### Short exercise
Transcribe the records below exactly.

### Data records

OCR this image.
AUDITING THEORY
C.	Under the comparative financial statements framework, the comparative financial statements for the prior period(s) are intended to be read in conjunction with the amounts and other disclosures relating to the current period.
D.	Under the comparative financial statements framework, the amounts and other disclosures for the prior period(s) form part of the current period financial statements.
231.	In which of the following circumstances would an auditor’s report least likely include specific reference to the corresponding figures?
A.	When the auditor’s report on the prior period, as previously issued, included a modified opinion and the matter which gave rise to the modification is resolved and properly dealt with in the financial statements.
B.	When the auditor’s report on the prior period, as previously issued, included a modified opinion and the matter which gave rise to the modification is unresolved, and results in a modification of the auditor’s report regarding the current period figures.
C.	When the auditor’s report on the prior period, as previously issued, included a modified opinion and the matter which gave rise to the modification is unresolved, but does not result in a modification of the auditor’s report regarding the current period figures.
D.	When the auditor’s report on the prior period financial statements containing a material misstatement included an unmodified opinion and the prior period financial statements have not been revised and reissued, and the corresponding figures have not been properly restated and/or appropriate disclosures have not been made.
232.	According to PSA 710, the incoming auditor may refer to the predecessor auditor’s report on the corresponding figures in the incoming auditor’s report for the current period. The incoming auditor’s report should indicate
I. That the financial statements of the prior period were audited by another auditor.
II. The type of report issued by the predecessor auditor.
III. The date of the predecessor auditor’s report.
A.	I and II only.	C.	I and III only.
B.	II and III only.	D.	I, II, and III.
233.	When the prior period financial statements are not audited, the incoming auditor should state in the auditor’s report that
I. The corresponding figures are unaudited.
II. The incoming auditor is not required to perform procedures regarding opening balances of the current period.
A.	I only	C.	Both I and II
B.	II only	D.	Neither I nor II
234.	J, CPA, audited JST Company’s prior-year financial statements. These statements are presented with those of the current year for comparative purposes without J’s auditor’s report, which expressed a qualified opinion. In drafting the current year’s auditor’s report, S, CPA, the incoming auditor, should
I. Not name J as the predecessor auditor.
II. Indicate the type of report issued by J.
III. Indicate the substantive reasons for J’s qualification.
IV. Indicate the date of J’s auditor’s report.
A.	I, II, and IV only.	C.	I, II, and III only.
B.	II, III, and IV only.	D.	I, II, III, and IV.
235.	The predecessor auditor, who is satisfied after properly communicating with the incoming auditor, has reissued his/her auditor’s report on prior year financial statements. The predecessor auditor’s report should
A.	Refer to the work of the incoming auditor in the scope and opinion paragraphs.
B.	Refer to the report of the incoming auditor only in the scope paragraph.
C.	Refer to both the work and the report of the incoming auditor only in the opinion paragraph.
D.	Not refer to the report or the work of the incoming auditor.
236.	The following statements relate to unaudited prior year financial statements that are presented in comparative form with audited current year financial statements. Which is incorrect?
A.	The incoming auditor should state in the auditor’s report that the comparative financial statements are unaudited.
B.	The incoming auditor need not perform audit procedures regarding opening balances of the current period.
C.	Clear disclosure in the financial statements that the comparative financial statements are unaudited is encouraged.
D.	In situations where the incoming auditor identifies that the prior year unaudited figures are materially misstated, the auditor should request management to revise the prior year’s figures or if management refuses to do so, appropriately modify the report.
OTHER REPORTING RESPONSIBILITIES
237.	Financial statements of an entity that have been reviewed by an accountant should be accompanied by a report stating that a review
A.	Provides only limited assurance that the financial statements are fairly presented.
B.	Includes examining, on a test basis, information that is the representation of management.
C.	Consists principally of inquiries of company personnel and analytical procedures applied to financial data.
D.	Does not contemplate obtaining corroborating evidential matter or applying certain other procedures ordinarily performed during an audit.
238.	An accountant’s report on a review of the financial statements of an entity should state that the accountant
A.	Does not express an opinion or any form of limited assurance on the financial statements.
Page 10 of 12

### Exercise response
OCR this image.
AUDITING THEORY
C.	Under the comparative financial statements framework, the comparative financial statements for the prior period(s) are intended to be read in conjunction with the amounts and other disclosures relating to the current period.
D.	Under the comparative financial statements framework, the amounts and other disclosures for the prior period(s) form part of the current period financial statements.
231.	In which of the following circumstances would an auditor’s report least likely include specific reference to the corresponding figures?
A.	When the auditor’s report on the prior period, as previously issued, included a modified opinion and the matter which gave rise to the modification is resolved and properly dealt with in the financial statements.
B.	When the auditor’s report on the prior period, as previously issued, included a modified opinion and the matter which gave rise to the modification is unresolved, and results in a modification of the auditor’s report regarding the current period figures.
C.	When the auditor’s report on the prior period, as previously issued, included a modified opinion and the matter which gave rise to the modification is unresolved, but does not result in a modification of the auditor’s report regarding the current period figures.
D.	When the auditor’s report on the prior period financial statements containing a material misstatement included an unmodified opinion and the prior period financial statements have not been revised and reissued, and the corresponding figures have not been properly restated and/or appropriate disclosures have not been made.
232.	According to PSA 710, the incoming auditor may refer to the predecessor auditor’s report on the corresponding figures in the incoming auditor’s report for the current period. The incoming auditor’s report should indicate
I. That the financial statements of the prior period were audited by another auditor.
II. The type of report issued by the predecessor auditor.
III. The date of the predecessor auditor’s report.
A.	I and II only.	C.	I and III only.
B.	II and III only.	D.	I, II, and III.
233.	When the prior period financial statements are not audited, the incoming auditor should state in the auditor’s report that
I. The corresponding figures are unaudited.
II. The incoming auditor is not required to perform procedures regarding opening balances of the current period.
A.	I only	C.	Both I and II
B.	II only	D.	Neither I nor II
234.	J, CPA, audited JST Company’s prior-year financial statements. These statements are presented with those of the current year for comparative purposes without J’s auditor’s report, which expressed a qualified opinion. In drafting the current year’s auditor’s report, S, CPA, the incoming auditor, should
I. Not name J as the predecessor auditor.
II. Indicate the type of report issued by J.
III. Indicate the substantive reasons for J’s qualification.
IV. Indicate the date of J’s auditor’s report.
A.	I, II, and IV only.	C.	I, II, and III only.
B.	II, III, and IV only.	D.	I, II, III, and IV.
235.	The predecessor auditor, who is satisfied after properly communicating with the incoming auditor, has reissued his/her auditor’s report on prior year financial statements. The predecessor auditor’s report should
A.	Refer to the work of the incoming auditor in the scope and opinion paragraphs.
B.	Refer to the report of the incoming auditor only in the scope paragraph.
C.	Refer to both the work and the report of the incoming auditor only in the opinion paragraph.
D.	Not refer to the report or the work of the incoming auditor.
236.	The following statements relate to unaudited prior year financial statements that are presented in comparative form with audited current year financial statements. Which is incorrect?
A.	The incoming auditor should state in the auditor’s report that the comparative financial statements are unaudited.
B.	The incoming auditor need not perform audit procedures regarding opening balances of the current period.
C.	Clear disclosure in the financial statements that the comparative financial statements are unaudited is encouraged.
D.	In situations where the incoming auditor identifies that the prior year unaudited figures are materially misstated, the auditor should request management to revise the prior year’s figures or if management refuses to do so, appropriately modify the report.
OTHER REPORTING RESPONSIBILITIES
237.	Financial statements of an entity that have been reviewed by an accountant should be accompanied by a report stating that a review
A.	Provides only limited assurance that the financial statements are fairly presented.
B.	Includes examining, on a test basis, information that is the representation of management.
C.	Consists principally of inquiries of company personnel and analytical procedures applied to financial data.
D.	Does not contemplate obtaining corroborating evidential matter or applying certain other procedures ordinarily performed during an audit.
238.	An accountant’s report on a review of the financial statements of an entity should state that the accountant
A.	Does not express an opinion or any form of limited assurance on the financial statements.
Page 10 of 12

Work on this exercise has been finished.